(Data entries for graphics)
++++++++

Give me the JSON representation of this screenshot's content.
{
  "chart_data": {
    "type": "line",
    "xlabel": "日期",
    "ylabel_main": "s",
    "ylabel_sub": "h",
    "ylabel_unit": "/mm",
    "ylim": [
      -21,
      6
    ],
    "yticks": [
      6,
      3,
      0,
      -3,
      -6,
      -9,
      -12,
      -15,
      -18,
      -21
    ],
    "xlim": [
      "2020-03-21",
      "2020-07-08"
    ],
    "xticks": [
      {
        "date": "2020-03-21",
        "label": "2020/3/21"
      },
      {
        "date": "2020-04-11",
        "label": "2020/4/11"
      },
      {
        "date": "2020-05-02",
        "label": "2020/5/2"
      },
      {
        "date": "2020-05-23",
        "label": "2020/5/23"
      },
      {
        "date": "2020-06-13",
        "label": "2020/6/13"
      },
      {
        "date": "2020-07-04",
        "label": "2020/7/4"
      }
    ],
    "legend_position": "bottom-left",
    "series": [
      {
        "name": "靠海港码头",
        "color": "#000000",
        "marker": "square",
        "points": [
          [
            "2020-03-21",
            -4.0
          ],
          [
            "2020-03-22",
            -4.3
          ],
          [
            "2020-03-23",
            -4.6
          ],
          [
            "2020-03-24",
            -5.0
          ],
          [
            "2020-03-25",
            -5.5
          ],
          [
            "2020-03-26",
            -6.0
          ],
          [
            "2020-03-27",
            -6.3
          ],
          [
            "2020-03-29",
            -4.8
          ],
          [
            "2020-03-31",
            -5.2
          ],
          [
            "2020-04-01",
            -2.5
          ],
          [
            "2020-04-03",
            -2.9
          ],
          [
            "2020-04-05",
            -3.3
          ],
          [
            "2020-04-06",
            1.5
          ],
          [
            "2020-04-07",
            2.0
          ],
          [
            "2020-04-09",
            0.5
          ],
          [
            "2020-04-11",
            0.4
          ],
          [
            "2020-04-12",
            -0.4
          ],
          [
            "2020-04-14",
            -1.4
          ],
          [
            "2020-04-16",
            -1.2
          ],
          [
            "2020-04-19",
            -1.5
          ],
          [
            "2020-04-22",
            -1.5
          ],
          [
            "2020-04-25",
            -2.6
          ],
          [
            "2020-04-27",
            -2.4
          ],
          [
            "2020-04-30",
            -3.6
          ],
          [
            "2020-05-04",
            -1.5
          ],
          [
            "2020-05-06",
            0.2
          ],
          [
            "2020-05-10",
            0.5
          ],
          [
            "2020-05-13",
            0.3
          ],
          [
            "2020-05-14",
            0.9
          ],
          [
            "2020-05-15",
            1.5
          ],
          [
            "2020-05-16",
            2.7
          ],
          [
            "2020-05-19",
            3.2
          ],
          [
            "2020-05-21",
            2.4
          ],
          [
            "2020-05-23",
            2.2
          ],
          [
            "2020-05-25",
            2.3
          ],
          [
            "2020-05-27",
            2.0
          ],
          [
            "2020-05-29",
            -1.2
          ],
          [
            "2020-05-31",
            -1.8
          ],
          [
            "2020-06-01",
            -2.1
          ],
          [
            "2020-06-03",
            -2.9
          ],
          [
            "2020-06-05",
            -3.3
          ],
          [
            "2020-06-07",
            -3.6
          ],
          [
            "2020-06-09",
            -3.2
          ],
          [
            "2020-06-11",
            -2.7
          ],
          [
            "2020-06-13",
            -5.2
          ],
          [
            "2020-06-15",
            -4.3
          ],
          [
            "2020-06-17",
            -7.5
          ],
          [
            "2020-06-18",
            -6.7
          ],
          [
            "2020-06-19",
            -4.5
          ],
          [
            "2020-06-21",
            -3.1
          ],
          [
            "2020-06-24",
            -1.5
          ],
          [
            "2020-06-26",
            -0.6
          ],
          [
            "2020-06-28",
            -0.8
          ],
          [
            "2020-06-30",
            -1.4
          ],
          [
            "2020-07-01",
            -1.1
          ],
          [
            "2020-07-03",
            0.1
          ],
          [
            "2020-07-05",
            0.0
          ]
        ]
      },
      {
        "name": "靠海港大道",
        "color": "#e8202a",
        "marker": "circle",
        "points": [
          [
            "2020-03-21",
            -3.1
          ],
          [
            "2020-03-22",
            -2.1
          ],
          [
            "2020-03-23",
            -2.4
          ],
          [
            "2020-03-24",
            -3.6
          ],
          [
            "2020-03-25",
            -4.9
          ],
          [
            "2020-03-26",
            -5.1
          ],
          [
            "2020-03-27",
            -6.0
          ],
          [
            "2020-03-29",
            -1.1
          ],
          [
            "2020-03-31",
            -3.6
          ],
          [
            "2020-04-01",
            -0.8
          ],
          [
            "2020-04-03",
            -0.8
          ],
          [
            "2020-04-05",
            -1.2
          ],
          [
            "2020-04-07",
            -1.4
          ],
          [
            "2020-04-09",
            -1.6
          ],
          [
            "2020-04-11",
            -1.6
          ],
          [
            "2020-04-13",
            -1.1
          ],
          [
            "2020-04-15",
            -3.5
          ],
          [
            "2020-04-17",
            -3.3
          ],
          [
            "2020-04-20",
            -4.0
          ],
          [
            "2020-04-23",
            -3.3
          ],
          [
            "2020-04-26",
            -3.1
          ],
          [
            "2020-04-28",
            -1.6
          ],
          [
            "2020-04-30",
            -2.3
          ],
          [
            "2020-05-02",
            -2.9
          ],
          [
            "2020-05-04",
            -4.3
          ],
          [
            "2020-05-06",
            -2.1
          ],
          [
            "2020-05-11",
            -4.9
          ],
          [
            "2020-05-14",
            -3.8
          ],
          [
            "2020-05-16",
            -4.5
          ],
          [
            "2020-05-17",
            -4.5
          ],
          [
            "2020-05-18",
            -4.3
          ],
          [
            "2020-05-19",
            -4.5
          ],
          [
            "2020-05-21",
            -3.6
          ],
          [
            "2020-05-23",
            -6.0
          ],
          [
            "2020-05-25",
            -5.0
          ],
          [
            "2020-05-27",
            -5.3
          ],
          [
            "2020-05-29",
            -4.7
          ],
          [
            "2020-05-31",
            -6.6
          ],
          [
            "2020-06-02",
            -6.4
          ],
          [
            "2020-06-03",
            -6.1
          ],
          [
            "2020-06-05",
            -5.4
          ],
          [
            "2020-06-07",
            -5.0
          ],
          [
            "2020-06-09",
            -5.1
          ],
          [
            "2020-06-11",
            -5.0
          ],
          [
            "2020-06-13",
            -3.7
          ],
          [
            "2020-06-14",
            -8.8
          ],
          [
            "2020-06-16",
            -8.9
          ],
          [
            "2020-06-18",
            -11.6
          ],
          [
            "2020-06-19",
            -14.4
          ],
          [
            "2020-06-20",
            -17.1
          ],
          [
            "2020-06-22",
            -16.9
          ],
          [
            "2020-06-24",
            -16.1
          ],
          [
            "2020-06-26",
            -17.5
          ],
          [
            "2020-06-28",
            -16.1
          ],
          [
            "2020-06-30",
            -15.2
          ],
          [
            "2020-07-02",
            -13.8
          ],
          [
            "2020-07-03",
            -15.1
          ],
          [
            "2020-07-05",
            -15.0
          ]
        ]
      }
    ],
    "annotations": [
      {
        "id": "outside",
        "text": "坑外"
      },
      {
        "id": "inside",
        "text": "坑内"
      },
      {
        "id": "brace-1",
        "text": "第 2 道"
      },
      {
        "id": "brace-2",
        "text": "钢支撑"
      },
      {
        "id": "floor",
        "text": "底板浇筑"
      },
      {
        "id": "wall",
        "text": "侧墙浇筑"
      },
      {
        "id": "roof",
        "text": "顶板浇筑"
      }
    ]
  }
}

++++++++

* [AIM OF THE EXERCISE]
Copy out every line of the material above that mentions the word "text".

* [ANSWER TO THIS EXERCISE]
        "text": "坑外"
        "text": "坑内"
        "text": "第 2 道"
        "text": "钢支撑"
        "text": "底板浇筑"
        "text": "侧墙浇筑"
        "text": "顶板浇筑"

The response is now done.